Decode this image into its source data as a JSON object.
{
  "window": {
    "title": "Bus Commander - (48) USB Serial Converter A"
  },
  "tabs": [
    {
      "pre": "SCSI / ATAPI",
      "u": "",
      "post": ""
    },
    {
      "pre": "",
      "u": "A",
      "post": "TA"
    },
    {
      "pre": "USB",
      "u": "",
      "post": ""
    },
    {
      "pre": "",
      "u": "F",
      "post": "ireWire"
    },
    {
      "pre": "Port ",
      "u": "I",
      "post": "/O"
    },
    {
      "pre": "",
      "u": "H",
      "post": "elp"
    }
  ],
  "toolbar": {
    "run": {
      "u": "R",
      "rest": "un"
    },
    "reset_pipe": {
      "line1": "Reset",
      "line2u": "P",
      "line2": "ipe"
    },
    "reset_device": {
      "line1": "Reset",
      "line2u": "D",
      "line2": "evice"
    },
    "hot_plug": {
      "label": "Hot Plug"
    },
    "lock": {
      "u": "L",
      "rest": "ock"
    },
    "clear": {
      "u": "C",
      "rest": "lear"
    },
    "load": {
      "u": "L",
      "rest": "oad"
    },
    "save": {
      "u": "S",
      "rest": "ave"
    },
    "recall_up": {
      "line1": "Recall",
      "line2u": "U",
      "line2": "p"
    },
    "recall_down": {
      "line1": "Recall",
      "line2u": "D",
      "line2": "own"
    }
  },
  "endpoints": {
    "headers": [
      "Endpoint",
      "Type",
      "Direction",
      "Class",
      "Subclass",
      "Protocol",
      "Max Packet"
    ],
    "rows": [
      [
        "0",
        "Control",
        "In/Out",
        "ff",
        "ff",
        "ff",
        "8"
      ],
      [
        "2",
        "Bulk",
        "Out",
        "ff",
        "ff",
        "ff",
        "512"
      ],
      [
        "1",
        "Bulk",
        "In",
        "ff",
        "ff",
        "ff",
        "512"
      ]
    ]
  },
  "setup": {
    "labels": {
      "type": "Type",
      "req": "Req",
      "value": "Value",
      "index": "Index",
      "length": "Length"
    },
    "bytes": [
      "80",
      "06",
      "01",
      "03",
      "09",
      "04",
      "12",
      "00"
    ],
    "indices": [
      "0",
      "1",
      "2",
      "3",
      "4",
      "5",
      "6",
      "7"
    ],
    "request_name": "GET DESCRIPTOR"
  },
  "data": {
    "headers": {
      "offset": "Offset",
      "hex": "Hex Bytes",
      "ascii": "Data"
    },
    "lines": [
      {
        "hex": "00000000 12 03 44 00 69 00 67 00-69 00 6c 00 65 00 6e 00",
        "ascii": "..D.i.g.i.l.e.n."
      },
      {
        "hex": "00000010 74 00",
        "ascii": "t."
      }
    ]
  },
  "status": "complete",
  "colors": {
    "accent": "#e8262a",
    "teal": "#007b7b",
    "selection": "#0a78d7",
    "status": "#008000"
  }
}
════════════════
* Description of the task
Transcribe all entries exactly as they are given.

* Reply to the exercise
Decode this image into its source data as a JSON object.
{
  "window": {
    "title": "Bus Commander - (48) USB Serial Converter A"
  },
  "tabs": [
    {
      "pre": "SCSI / ATAPI",
      "u": "",
      "post": ""
    },
    {
      "pre": "",
      "u": "A",
      "post": "TA"
    },
    {
      "pre": "USB",
      "u": "",
      "post": ""
    },
    {
      "pre": "",
      "u": "F",
      "post": "ireWire"
    },
    {
      "pre": "Port ",
      "u": "I",
      "post": "/O"
    },
    {
      "pre": "",
      "u": "H",
      "post": "elp"
    }
  ],
  "toolbar": {
    "run": {
      "u": "R",
      "rest": "un"
    },
    "reset_pipe": {
      "line1": "Reset",
      "line2u": "P",
      "line2": "ipe"
    },
    "reset_device": {
      "line1": "Reset",
      "line2u": "D",
      "line2": "evice"
    },
    "hot_plug": {
      "label": "Hot Plug"
    },
    "lock": {
      "u": "L",
      "rest": "ock"
    },
    "clear": {
      "u": "C",
      "rest": "lear"
    },
    "load": {
      "u": "L",
      "rest": "oad"
    },
    "save": {
      "u": "S",
      "rest": "ave"
    },
    "recall_up": {
      "line1": "Recall",
      "line2u": "U",
      "line2": "p"
    },
    "recall_down": {
      "line1": "Recall",
      "line2u": "D",
      "line2": "own"
    }
  },
  "endpoints": {
    "headers": [
      "Endpoint",
      "Type",
      "Direction",
      "Class",
      "Subclass",
      "Protocol",
      "Max Packet"
    ],
    "rows": [
      [
        "0",
        "Control",
        "In/Out",
        "ff",
        "ff",
        "ff",
        "8"
      ],
      [
        "2",
        "Bulk",
        "Out",
        "ff",
        "ff",
        "ff",
        "512"
      ],
      [
        "1",
        "Bulk",
        "In",
        "ff",
        "ff",
        "ff",
        "512"
      ]
    ]
  },
  "setup": {
    "labels": {
      "type": "Type",
      "req": "Req",
      "value": "Value",
      "index": "Index",
      "length": "Length"
    },
    "bytes": [
      "80",
      "06",
      "01",
      "03",
      "09",
      "04",
      "12",
      "00"
    ],
    "indices": [
      "0",
      "1",
      "2",
      "3",
      "4",
      "5",
      "6",
      "7"
    ],
    "request_name": "GET DESCRIPTOR"
  },
  "data": {
    "headers": {
      "offset": "Offset",
      "hex": "Hex Bytes",
      "ascii": "Data"
    },
    "lines": [
      {
        "hex": "00000000 12 03 44 00 69 00 67 00-69 00 6c 00 65 00 6e 00",
        "ascii": "..D.i.g.i.l.e.n."
      },
      {
        "hex": "00000010 74 00",
        "ascii": "t."
      }
    ]
  },
  "status": "complete",
  "colors": {
    "accent": "#e8262a",
    "teal": "#007b7b",
    "selection": "#0a78d7",
    "status": "#008000"
  }
}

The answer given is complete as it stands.